Transcribe the material from the line containing "bar-value-label: 662 xyxy=(636,339,674,367)" down to the line containing "bar-value-label: 305 xyxy=(581,403,619,431)", both included, reproducing each line without changes.

________________________

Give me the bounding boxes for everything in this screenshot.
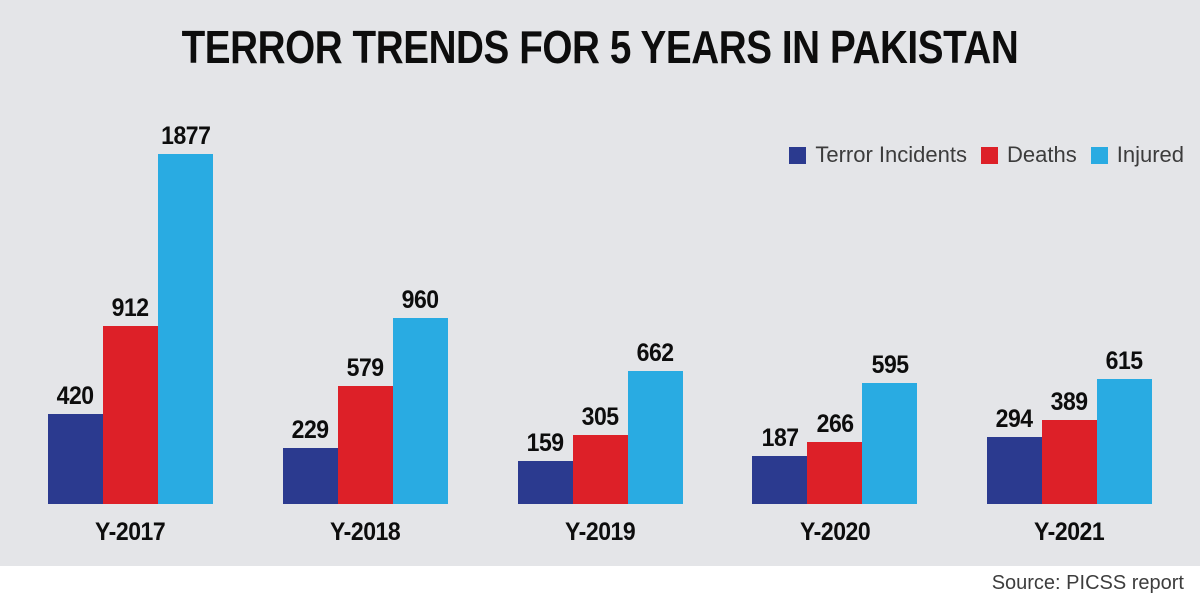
bar-value-label: 662 xyxy=(636,339,674,367)
terror-incidents-bar xyxy=(987,437,1042,504)
category-label: Y-2020 xyxy=(799,518,871,546)
deaths-bar xyxy=(1042,420,1097,504)
bars-row: 229 579 960 xyxy=(282,286,448,504)
legend-item-0: Terror Incidents xyxy=(789,142,967,168)
bar-value-label: 305 xyxy=(581,403,619,431)
bar-group-Y-2021: 294 389 615 Y-2021 xyxy=(987,347,1152,546)
bar-group-Y-2017: 420 912 1877 Y-2017 xyxy=(48,122,213,546)
legend-label: Deaths xyxy=(1007,142,1077,167)
footer: Source: PICSS report xyxy=(0,566,1200,600)
terror-incidents-bar xyxy=(48,414,103,504)
bar-column: 579 xyxy=(337,354,393,504)
terror-incidents-bar xyxy=(517,461,573,504)
legend-label: Terror Incidents xyxy=(815,142,967,167)
bar-value-label: 1877 xyxy=(160,122,211,150)
bar-group-Y-2018: 229 579 960 Y-2018 xyxy=(282,286,448,546)
bar-value-label: 294 xyxy=(995,405,1034,433)
legend-item-2: Injured xyxy=(1090,142,1184,168)
bar-column: 266 xyxy=(807,410,863,504)
bar-column: 187 xyxy=(752,424,808,504)
bars-row: 187 266 595 xyxy=(752,351,918,504)
bars-row: 420 912 1877 xyxy=(48,122,213,504)
terror-incidents-bar xyxy=(282,448,338,504)
bar-column: 595 xyxy=(862,351,918,504)
deaths-bar xyxy=(572,435,628,504)
bar-value-label: 579 xyxy=(346,354,384,382)
injured-bar xyxy=(392,318,448,504)
chart-area: TERROR TRENDS FOR 5 YEARS IN PAKISTAN Te… xyxy=(0,0,1200,566)
bar-column: 1877 xyxy=(158,122,213,504)
legend-item-1: Deaths xyxy=(981,142,1077,168)
bar-column: 615 xyxy=(1097,347,1152,504)
bar-group-Y-2019: 159 305 662 Y-2019 xyxy=(517,339,683,546)
bar-column: 229 xyxy=(282,416,338,504)
chart-title: TERROR TRENDS FOR 5 YEARS IN PAKISTAN xyxy=(181,21,1019,73)
injured-bar xyxy=(1097,379,1152,504)
legend-swatch-icon xyxy=(981,146,998,164)
bar-column: 159 xyxy=(517,429,573,504)
deaths-bar xyxy=(337,386,393,504)
bar-value-label: 595 xyxy=(871,351,909,379)
category-label: Y-2021 xyxy=(1034,518,1105,546)
injured-bar xyxy=(158,154,213,504)
bars-row: 294 389 615 xyxy=(987,347,1152,504)
legend-label: Injured xyxy=(1116,142,1184,167)
legend-swatch-icon xyxy=(1090,146,1108,164)
source-note: Source: PICSS report xyxy=(991,571,1184,594)
bar-value-label: 229 xyxy=(291,416,329,444)
bar-group-Y-2020: 187 266 595 Y-2020 xyxy=(752,351,918,546)
bars-row: 159 305 662 xyxy=(517,339,683,504)
bar-column: 960 xyxy=(392,286,448,504)
bar-column: 389 xyxy=(1042,388,1097,504)
injured-bar xyxy=(862,383,918,504)
bar-value-label: 266 xyxy=(816,410,854,438)
bar-value-label: 615 xyxy=(1105,347,1144,375)
category-label: Y-2017 xyxy=(95,518,166,546)
legend: Terror Incidents Deaths Injured xyxy=(789,142,1184,168)
category-label: Y-2018 xyxy=(330,518,401,546)
bar-column: 420 xyxy=(48,382,103,504)
bar-value-label: 912 xyxy=(111,294,150,322)
bar-column: 662 xyxy=(627,339,683,504)
bar-groups: 420 912 1877 Y-2017 229 579 960 Y-2018 159 305 662… xyxy=(48,122,1152,546)
bar-column: 294 xyxy=(987,405,1042,504)
legend-swatch-icon xyxy=(789,146,807,164)
bar-column: 305 xyxy=(572,403,628,504)
bar-value-label: 389 xyxy=(1050,388,1089,416)
bar-value-label: 187 xyxy=(761,424,799,452)
terror-incidents-bar xyxy=(752,456,808,504)
bar-value-label: 960 xyxy=(401,286,439,314)
category-label: Y-2019 xyxy=(564,518,636,546)
bar-column: 912 xyxy=(103,294,158,504)
bar-value-label: 420 xyxy=(56,382,95,410)
injured-bar xyxy=(627,371,683,504)
deaths-bar xyxy=(807,442,863,504)
bar-value-label: 159 xyxy=(526,429,564,457)
deaths-bar xyxy=(103,326,158,504)
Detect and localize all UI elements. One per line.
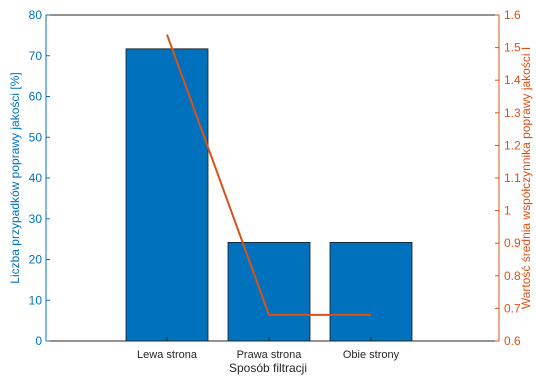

________________________

● **Solved exercise**
bar-value-label: 662 xyxy=(636,339,674,367)
terror-incidents-bar xyxy=(987,437,1042,504)
category-label: Y-2020 xyxy=(799,518,871,546)
deaths-bar xyxy=(1042,420,1097,504)
bars-row: 229 579 960 xyxy=(282,286,448,504)
legend-item-0: Terror Incidents xyxy=(789,142,967,168)
bar-value-label: 305 xyxy=(581,403,619,431)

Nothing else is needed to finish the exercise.